CONSIGNE:
Répondez, s'il vous plaît, à ces questions sur le texte consacré aux réformes du système de santé :
(a) Pendant quelles années Couillard a-t-il été ministre de la Santé et des Services sociaux ?
(b) Quelles entités les fusions de la réforme Barrette ont-elles fait naître ?
(c) Qui a remplacé Madame McCann ?
━━ EXTRAIT CHOISI ━━
Sont venues ensuite les réformes Couillard (ministre de la Santé et des Services sociaux de 2003 à 2008). On procède à la fusion de divers établissements sur une base territoriale locale (CLSC, CHSLD, hôpitaux), espérant créer avec les médecins regroupés dans les GMF, un réseau de services et de prise en charge des patient-e-s. Ces réformes n’auront pas donné les résultats escomptés. Elles seront suivies d’une deuxième phase : la réforme Barrette. Les nouvelles fusions d’établissements, cette fois-ci sur une base régionale fera naître des monstres administratifs, d’une complexité incroyable : les CISSS et les CIUSSS. Gérées par le haut, imposant des normes relativement généralisées sur l’ensemble du territoire, ces nouvelles entités sont déconnectées des réalités et des ressources locales. Elles ne peuvent plus compter sur la participation citoyenne locale autrefois possible via les conseils d’administration d’établissements. La voix locale s’est tue.
Puis survient la COVID-19. Si d’une certaine manière cette centralisation extrême a permis de réagir rapidement en temps de crise, il n’en demeure pas moins que notre système de santé est à bout de souffle, qu’il manque de ressources, qu’il s’avère incapable d’agir localement. L’exemple des CHSLD est particulièrement criant. L’abolition à l’échelle locale des postes de gestionnaires a créé des dysfonctionnements dans les prises de décisions, notamment en ce qui a trait à la nécessité de maintenir en place les équipes de personnel. Le fait que ce personnel doit se déplacer d’un établissement à l’autre a aussi eu pour effet d’éroder son sentiment d’appartenance à un établissement. Madame McCann, ministre de la Santé et des Services sociaux au début de la crise sanitaire déclenchée par la COVID-19, a tenté de décentraliser de nouveau les responsabilités à l’échelle locale, mais elle a été remplacée depuis par Monsieur Dubé qui veut clairement gérer à la performance. C’est à suivre…
Et pour l’avenir?
━━━
━━ DONNÉES EXTRAITES ━━
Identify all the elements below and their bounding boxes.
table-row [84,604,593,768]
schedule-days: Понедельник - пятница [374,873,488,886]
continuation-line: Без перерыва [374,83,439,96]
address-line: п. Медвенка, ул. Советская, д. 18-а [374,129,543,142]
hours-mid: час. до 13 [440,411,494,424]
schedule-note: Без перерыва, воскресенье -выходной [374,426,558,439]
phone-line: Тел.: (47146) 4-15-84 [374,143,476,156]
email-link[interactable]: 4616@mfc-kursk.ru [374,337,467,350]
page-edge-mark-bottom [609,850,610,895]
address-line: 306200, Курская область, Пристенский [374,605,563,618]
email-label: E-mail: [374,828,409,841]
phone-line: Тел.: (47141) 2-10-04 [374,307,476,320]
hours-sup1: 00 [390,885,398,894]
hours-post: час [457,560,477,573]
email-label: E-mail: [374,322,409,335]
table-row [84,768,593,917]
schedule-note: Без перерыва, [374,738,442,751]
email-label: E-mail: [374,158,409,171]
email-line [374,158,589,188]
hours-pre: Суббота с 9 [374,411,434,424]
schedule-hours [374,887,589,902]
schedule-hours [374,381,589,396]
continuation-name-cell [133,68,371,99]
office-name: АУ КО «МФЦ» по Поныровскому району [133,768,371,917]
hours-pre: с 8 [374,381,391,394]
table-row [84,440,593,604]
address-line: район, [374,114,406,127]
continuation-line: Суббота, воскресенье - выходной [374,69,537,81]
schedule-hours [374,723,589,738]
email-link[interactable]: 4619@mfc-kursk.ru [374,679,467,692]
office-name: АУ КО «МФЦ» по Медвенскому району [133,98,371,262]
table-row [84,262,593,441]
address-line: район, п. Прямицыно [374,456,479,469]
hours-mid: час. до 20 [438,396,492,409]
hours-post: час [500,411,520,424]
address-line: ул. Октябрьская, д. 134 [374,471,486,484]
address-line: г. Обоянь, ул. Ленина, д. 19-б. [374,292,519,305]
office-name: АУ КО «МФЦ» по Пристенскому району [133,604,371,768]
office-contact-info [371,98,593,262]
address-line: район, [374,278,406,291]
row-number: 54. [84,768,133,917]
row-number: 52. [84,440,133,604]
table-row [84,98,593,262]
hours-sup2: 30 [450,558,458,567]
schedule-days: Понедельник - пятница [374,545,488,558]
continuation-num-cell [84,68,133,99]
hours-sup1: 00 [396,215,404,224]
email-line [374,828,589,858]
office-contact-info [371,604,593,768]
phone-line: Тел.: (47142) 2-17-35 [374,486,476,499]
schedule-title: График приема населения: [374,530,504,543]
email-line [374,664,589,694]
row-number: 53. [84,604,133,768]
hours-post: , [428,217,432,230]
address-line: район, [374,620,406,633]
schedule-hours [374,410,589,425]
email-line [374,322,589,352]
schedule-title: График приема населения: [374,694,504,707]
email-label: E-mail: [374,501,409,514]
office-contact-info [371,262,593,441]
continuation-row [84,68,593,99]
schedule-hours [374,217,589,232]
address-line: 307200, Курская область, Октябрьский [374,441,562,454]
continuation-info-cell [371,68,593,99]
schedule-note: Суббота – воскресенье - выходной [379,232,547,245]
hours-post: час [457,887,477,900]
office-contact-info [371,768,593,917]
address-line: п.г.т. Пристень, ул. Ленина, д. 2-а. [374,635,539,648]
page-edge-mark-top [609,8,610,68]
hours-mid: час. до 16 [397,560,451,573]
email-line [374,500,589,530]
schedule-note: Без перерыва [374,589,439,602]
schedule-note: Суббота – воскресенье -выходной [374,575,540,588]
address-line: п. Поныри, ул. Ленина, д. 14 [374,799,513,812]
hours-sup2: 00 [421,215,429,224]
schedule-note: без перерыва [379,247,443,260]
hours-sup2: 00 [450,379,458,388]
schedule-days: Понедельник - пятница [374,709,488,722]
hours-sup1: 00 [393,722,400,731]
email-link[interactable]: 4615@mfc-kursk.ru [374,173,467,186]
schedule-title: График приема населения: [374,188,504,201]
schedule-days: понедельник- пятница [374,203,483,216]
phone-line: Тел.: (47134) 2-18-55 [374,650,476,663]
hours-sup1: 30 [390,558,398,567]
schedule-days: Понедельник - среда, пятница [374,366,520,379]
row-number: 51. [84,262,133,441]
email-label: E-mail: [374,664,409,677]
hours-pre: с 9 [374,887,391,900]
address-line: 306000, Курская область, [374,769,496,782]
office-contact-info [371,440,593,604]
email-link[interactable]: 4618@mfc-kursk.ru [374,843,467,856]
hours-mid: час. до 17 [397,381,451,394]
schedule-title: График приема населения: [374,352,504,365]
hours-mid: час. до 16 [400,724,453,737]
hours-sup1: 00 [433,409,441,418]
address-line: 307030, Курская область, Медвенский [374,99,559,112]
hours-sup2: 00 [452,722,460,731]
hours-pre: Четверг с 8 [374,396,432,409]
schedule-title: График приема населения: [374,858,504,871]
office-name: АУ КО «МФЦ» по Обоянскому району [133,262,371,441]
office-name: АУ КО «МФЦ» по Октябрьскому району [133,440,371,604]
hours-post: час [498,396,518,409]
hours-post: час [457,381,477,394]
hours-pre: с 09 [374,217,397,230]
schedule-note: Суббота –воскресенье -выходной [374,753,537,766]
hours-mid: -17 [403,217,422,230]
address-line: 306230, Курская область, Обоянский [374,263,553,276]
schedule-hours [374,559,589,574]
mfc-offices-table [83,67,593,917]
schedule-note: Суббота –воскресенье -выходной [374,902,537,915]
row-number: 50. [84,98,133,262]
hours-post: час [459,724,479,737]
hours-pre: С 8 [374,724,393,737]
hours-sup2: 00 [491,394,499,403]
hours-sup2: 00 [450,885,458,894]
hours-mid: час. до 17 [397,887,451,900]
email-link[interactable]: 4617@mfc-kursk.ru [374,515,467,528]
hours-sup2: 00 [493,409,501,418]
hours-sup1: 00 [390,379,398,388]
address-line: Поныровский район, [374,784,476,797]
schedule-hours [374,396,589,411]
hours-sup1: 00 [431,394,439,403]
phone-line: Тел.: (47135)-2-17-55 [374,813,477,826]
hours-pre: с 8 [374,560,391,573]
━━━
CORRIGÉ:
(a) De 2003 à 2008.
(b) Les CISSS et les CIUSSS.
(c) Monsieur Dubé.